----- DATASET RECORDS -----

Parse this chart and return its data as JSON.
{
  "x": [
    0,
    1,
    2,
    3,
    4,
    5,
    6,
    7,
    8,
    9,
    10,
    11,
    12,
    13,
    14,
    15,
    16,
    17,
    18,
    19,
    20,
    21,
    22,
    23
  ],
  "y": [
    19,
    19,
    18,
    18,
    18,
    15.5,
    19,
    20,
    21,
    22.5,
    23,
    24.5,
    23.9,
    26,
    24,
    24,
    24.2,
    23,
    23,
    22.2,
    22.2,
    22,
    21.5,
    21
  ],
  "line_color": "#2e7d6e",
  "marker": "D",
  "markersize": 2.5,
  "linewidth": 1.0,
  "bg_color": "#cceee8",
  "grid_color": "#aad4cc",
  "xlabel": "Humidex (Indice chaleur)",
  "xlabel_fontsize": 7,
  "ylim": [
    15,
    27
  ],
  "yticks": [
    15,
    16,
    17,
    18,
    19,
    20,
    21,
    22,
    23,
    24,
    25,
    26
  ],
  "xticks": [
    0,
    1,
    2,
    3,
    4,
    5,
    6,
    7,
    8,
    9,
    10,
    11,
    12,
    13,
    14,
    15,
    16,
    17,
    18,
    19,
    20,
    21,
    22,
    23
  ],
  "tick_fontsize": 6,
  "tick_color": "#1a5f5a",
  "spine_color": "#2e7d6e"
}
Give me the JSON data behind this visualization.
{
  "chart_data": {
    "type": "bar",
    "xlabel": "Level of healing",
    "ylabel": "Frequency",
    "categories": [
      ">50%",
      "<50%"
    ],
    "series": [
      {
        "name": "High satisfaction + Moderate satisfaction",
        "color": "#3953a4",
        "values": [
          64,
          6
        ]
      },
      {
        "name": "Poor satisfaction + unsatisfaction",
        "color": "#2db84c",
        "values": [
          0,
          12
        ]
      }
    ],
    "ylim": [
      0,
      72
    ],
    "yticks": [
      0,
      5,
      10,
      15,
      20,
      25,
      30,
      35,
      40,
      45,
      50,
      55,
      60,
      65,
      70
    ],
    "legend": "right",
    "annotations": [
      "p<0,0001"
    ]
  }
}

-----

#### THE PROBLEM
Quote the listing in full, please, keeping every line exact.

#### REPLY
Parse this chart and return its data as JSON.
{
  "x": [
    0,
    1,
    2,
    3,
    4,
    5,
    6,
    7,
    8,
    9,
    10,
    11,
    12,
    13,
    14,
    15,
    16,
    17,
    18,
    19,
    20,
    21,
    22,
    23
  ],
  "y": [
    19,
    19,
    18,
    18,
    18,
    15.5,
    19,
    20,
    21,
    22.5,
    23,
    24.5,
    23.9,
    26,
    24,
    24,
    24.2,
    23,
    23,
    22.2,
    22.2,
    22,
    21.5,
    21
  ],
  "line_color": "#2e7d6e",
  "marker": "D",
  "markersize": 2.5,
  "linewidth": 1.0,
  "bg_color": "#cceee8",
  "grid_color": "#aad4cc",
  "xlabel": "Humidex (Indice chaleur)",
  "xlabel_fontsize": 7,
  "ylim": [
    15,
    27
  ],
  "yticks": [
    15,
    16,
    17,
    18,
    19,
    20,
    21,
    22,
    23,
    24,
    25,
    26
  ],
  "xticks": [
    0,
    1,
    2,
    3,
    4,
    5,
    6,
    7,
    8,
    9,
    10,
    11,
    12,
    13,
    14,
    15,
    16,
    17,
    18,
    19,
    20,
    21,
    22,
    23
  ],
  "tick_fontsize": 6,
  "tick_color": "#1a5f5a",
  "spine_color": "#2e7d6e"
}
Give me the JSON data behind this visualization.
{
  "chart_data": {
    "type": "bar",
    "xlabel": "Level of healing",
    "ylabel": "Frequency",
    "categories": [
      ">50%",
      "<50%"
    ],
    "series": [
      {
        "name": "High satisfaction + Moderate satisfaction",
        "color": "#3953a4",
        "values": [
          64,
          6
        ]
      },
      {
        "name": "Poor satisfaction + unsatisfaction",
        "color": "#2db84c",
        "values": [
          0,
          12
        ]
      }
    ],
    "ylim": [
      0,
      72
    ],
    "yticks": [
      0,
      5,
      10,
      15,
      20,
      25,
      30,
      35,
      40,
      45,
      50,
      55,
      60,
      65,
      70
    ],
    "legend": "right",
    "annotations": [
      "p<0,0001"
    ]
  }
}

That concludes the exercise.